• [AIM OF THE EXERCISE]: Please find all lines in the data that hold the string "nOutput" and copy them.

Stored data entries:

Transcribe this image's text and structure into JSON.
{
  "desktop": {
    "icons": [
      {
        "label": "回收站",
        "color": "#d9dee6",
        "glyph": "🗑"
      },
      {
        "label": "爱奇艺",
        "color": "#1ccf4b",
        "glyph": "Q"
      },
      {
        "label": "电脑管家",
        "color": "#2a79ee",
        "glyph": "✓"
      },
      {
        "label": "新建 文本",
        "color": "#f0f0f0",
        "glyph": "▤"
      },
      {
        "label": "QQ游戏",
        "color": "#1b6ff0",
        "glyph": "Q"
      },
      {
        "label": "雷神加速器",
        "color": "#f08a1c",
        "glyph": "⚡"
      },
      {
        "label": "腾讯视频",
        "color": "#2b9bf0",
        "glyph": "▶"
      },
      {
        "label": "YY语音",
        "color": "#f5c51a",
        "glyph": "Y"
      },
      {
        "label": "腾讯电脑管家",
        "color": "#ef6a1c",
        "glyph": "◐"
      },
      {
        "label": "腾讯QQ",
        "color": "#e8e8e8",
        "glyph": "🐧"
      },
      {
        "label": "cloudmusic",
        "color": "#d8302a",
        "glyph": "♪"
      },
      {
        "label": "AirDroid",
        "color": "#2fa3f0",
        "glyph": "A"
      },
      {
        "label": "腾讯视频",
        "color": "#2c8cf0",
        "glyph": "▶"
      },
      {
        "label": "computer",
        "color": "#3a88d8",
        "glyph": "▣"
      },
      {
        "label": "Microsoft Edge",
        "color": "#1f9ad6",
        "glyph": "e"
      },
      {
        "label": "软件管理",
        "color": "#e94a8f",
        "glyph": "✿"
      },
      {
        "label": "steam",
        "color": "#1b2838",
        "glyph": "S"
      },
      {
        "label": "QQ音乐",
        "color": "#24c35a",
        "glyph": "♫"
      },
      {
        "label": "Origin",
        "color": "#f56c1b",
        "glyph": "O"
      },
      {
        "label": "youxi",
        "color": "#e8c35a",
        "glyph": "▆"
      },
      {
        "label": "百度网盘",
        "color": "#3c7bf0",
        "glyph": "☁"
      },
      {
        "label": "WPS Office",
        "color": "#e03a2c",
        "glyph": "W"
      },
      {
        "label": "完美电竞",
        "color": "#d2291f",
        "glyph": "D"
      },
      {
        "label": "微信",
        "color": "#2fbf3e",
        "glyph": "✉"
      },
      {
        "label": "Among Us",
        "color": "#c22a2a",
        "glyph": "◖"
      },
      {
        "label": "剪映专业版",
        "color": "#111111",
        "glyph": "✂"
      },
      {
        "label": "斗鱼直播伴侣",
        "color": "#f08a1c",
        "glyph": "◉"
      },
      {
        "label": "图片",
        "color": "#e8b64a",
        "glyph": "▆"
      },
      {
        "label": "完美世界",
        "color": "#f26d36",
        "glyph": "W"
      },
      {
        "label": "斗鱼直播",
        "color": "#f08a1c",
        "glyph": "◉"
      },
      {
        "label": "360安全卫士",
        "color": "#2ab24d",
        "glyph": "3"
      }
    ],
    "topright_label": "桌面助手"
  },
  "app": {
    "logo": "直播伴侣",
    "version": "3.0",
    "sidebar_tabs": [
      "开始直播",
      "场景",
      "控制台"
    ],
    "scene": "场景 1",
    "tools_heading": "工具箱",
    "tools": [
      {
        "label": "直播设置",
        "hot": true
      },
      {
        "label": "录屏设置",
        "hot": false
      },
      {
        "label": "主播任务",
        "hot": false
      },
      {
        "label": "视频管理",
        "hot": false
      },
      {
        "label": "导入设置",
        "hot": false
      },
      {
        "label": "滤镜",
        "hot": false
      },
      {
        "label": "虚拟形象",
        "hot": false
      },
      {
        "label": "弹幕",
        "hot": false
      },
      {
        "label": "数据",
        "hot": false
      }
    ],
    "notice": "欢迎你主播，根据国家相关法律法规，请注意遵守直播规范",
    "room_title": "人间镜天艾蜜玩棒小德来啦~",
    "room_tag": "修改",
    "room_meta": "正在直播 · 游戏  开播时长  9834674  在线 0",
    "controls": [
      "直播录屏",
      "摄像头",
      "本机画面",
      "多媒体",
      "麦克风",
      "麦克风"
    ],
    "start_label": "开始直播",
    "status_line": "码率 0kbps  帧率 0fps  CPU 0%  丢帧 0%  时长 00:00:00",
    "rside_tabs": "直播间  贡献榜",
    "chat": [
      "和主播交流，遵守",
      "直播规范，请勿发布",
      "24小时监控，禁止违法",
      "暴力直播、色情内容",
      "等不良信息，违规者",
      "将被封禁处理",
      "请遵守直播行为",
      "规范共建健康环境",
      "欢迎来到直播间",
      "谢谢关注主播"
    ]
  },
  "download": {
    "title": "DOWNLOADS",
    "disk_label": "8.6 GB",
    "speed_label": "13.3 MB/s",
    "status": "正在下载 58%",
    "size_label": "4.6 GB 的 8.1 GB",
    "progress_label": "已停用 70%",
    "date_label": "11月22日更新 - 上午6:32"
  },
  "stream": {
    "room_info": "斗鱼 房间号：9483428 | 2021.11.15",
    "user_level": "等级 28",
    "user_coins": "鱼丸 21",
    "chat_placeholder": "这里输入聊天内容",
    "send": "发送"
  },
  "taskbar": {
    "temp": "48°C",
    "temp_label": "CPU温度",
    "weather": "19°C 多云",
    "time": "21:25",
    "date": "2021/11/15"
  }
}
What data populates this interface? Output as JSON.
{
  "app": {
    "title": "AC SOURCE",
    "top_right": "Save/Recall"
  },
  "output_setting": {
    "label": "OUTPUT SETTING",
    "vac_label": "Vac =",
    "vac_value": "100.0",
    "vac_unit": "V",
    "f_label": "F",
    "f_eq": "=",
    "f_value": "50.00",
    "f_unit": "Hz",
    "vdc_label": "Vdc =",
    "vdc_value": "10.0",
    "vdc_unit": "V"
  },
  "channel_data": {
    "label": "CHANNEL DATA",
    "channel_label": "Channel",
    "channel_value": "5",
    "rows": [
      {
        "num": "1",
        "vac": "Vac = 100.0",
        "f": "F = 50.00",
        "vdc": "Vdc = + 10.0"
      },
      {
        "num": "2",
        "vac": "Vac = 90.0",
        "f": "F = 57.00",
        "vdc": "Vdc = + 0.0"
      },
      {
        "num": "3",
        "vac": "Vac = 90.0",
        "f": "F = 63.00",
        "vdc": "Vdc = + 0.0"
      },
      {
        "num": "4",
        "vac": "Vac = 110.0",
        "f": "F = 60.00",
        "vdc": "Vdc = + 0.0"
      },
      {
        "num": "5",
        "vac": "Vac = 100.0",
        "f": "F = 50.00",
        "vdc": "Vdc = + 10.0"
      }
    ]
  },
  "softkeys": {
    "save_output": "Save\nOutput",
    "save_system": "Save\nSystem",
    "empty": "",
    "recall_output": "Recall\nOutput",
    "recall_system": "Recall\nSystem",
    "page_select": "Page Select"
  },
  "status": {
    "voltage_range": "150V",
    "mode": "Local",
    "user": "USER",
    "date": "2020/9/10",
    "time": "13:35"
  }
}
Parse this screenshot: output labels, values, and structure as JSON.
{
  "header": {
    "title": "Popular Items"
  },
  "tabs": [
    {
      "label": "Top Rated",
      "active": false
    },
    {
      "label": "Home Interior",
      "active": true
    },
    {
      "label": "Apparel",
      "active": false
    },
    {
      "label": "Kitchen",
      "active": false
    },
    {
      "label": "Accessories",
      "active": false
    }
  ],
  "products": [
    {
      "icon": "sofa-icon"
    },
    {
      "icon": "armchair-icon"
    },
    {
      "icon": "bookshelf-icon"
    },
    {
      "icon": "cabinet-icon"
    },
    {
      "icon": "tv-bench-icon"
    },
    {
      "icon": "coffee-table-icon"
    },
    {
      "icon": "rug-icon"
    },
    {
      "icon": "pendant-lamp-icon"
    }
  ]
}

• [EXERCISE RESULT]:
    "save_output": "Save\nOutput",
    "recall_output": "Recall\nOutput",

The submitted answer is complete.